[Your goal]: Restate the entries word for word, omitting nothing.

[Provided data]:
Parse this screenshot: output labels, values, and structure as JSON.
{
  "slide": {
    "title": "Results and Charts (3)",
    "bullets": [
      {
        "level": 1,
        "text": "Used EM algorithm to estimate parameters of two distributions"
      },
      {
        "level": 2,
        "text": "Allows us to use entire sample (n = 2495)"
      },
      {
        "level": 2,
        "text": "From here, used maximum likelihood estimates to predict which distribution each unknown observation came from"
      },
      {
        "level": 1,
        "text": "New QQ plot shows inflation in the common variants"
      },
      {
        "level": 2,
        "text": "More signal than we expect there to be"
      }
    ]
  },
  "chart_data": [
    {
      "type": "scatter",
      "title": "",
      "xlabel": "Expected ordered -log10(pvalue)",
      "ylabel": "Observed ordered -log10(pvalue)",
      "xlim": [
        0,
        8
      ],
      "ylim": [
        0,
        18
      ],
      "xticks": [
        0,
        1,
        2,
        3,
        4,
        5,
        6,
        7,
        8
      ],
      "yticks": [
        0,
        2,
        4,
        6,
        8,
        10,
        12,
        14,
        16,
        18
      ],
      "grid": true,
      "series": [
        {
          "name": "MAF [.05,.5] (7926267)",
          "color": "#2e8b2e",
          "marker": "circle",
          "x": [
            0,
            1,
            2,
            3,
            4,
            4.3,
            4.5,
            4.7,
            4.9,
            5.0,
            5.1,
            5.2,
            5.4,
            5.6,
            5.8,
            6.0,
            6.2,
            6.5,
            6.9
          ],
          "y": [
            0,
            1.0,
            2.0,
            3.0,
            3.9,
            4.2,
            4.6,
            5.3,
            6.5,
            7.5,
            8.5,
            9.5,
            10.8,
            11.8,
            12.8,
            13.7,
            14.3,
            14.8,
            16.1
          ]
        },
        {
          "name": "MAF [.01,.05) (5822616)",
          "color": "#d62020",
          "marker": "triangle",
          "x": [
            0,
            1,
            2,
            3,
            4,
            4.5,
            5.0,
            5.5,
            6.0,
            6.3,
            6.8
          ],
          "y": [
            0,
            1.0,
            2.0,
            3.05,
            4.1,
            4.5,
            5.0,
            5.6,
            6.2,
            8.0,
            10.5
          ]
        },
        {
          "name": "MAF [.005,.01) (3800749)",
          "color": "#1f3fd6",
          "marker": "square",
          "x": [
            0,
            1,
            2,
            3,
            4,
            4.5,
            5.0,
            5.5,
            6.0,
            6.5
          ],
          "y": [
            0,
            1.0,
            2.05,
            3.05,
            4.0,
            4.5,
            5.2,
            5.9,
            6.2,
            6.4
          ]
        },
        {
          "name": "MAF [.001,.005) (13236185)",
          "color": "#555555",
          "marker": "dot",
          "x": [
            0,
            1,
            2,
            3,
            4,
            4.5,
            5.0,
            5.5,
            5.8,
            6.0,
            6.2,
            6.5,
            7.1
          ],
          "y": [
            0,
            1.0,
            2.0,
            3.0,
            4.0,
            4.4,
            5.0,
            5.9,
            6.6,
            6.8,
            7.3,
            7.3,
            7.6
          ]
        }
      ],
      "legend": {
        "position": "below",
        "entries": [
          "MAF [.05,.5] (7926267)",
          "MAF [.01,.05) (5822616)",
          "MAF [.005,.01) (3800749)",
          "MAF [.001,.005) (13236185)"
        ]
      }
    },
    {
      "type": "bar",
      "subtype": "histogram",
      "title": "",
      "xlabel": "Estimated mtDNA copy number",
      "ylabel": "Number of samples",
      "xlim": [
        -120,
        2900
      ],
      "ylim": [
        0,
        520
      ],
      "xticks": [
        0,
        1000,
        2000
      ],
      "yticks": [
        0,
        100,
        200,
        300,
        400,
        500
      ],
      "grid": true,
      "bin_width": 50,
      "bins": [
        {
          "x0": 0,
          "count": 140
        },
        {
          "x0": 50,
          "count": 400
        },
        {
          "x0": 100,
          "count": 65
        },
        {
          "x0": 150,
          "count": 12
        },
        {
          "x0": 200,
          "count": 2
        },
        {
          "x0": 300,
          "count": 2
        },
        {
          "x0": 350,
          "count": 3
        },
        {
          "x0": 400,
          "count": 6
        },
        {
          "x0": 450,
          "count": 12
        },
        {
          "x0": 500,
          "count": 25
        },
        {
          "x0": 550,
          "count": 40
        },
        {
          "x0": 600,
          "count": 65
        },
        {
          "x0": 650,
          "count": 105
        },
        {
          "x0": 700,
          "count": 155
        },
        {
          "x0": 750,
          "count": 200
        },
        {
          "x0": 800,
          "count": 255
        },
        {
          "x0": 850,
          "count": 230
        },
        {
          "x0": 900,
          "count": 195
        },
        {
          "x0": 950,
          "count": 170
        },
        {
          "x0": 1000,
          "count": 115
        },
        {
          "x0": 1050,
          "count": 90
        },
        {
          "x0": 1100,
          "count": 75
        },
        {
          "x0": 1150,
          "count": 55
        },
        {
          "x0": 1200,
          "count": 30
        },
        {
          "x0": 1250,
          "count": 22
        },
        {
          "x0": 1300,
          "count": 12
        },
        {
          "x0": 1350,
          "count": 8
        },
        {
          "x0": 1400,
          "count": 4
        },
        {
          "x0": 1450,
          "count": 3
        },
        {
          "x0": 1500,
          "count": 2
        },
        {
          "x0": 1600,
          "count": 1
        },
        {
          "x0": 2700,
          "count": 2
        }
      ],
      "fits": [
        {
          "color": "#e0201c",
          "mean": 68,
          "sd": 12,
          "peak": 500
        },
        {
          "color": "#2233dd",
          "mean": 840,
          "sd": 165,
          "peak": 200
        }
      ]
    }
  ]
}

[Reply to the exercise]:
Parse this screenshot: output labels, values, and structure as JSON.
{
  "slide": {
    "title": "Results and Charts (3)",
    "bullets": [
      {
        "level": 1,
        "text": "Used EM algorithm to estimate parameters of two distributions"
      },
      {
        "level": 2,
        "text": "Allows us to use entire sample (n = 2495)"
      },
      {
        "level": 2,
        "text": "From here, used maximum likelihood estimates to predict which distribution each unknown observation came from"
      },
      {
        "level": 1,
        "text": "New QQ plot shows inflation in the common variants"
      },
      {
        "level": 2,
        "text": "More signal than we expect there to be"
      }
    ]
  },
  "chart_data": [
    {
      "type": "scatter",
      "title": "",
      "xlabel": "Expected ordered -log10(pvalue)",
      "ylabel": "Observed ordered -log10(pvalue)",
      "xlim": [
        0,
        8
      ],
      "ylim": [
        0,
        18
      ],
      "xticks": [
        0,
        1,
        2,
        3,
        4,
        5,
        6,
        7,
        8
      ],
      "yticks": [
        0,
        2,
        4,
        6,
        8,
        10,
        12,
        14,
        16,
        18
      ],
      "grid": true,
      "series": [
        {
          "name": "MAF [.05,.5] (7926267)",
          "color": "#2e8b2e",
          "marker": "circle",
          "x": [
            0,
            1,
            2,
            3,
            4,
            4.3,
            4.5,
            4.7,
            4.9,
            5.0,
            5.1,
            5.2,
            5.4,
            5.6,
            5.8,
            6.0,
            6.2,
            6.5,
            6.9
          ],
          "y": [
            0,
            1.0,
            2.0,
            3.0,
            3.9,
            4.2,
            4.6,
            5.3,
            6.5,
            7.5,
            8.5,
            9.5,
            10.8,
            11.8,
            12.8,
            13.7,
            14.3,
            14.8,
            16.1
          ]
        },
        {
          "name": "MAF [.01,.05) (5822616)",
          "color": "#d62020",
          "marker": "triangle",
          "x": [
            0,
            1,
            2,
            3,
            4,
            4.5,
            5.0,
            5.5,
            6.0,
            6.3,
            6.8
          ],
          "y": [
            0,
            1.0,
            2.0,
            3.05,
            4.1,
            4.5,
            5.0,
            5.6,
            6.2,
            8.0,
            10.5
          ]
        },
        {
          "name": "MAF [.005,.01) (3800749)",
          "color": "#1f3fd6",
          "marker": "square",
          "x": [
            0,
            1,
            2,
            3,
            4,
            4.5,
            5.0,
            5.5,
            6.0,
            6.5
          ],
          "y": [
            0,
            1.0,
            2.05,
            3.05,
            4.0,
            4.5,
            5.2,
            5.9,
            6.2,
            6.4
          ]
        },
        {
          "name": "MAF [.001,.005) (13236185)",
          "color": "#555555",
          "marker": "dot",
          "x": [
            0,
            1,
            2,
            3,
            4,
            4.5,
            5.0,
            5.5,
            5.8,
            6.0,
            6.2,
            6.5,
            7.1
          ],
          "y": [
            0,
            1.0,
            2.0,
            3.0,
            4.0,
            4.4,
            5.0,
            5.9,
            6.6,
            6.8,
            7.3,
            7.3,
            7.6
          ]
        }
      ],
      "legend": {
        "position": "below",
        "entries": [
          "MAF [.05,.5] (7926267)",
          "MAF [.01,.05) (5822616)",
          "MAF [.005,.01) (3800749)",
          "MAF [.001,.005) (13236185)"
        ]
      }
    },
    {
      "type": "bar",
      "subtype": "histogram",
      "title": "",
      "xlabel": "Estimated mtDNA copy number",
      "ylabel": "Number of samples",
      "xlim": [
        -120,
        2900
      ],
      "ylim": [
        0,
        520
      ],
      "xticks": [
        0,
        1000,
        2000
      ],
      "yticks": [
        0,
        100,
        200,
        300,
        400,
        500
      ],
      "grid": true,
      "bin_width": 50,
      "bins": [
        {
          "x0": 0,
          "count": 140
        },
        {
          "x0": 50,
          "count": 400
        },
        {
          "x0": 100,
          "count": 65
        },
        {
          "x0": 150,
          "count": 12
        },
        {
          "x0": 200,
          "count": 2
        },
        {
          "x0": 300,
          "count": 2
        },
        {
          "x0": 350,
          "count": 3
        },
        {
          "x0": 400,
          "count": 6
        },
        {
          "x0": 450,
          "count": 12
        },
        {
          "x0": 500,
          "count": 25
        },
        {
          "x0": 550,
          "count": 40
        },
        {
          "x0": 600,
          "count": 65
        },
        {
          "x0": 650,
          "count": 105
        },
        {
          "x0": 700,
          "count": 155
        },
        {
          "x0": 750,
          "count": 200
        },
        {
          "x0": 800,
          "count": 255
        },
        {
          "x0": 850,
          "count": 230
        },
        {
          "x0": 900,
          "count": 195
        },
        {
          "x0": 950,
          "count": 170
        },
        {
          "x0": 1000,
          "count": 115
        },
        {
          "x0": 1050,
          "count": 90
        },
        {
          "x0": 1100,
          "count": 75
        },
        {
          "x0": 1150,
          "count": 55
        },
        {
          "x0": 1200,
          "count": 30
        },
        {
          "x0": 1250,
          "count": 22
        },
        {
          "x0": 1300,
          "count": 12
        },
        {
          "x0": 1350,
          "count": 8
        },
        {
          "x0": 1400,
          "count": 4
        },
        {
          "x0": 1450,
          "count": 3
        },
        {
          "x0": 1500,
          "count": 2
        },
        {
          "x0": 1600,
          "count": 1
        },
        {
          "x0": 2700,
          "count": 2
        }
      ],
      "fits": [
        {
          "color": "#e0201c",
          "mean": 68,
          "sd": 12,
          "peak": 500
        },
        {
          "color": "#2233dd",
          "mean": 840,
          "sd": 165,
          "peak": 200
        }
      ]
    }
  ]
}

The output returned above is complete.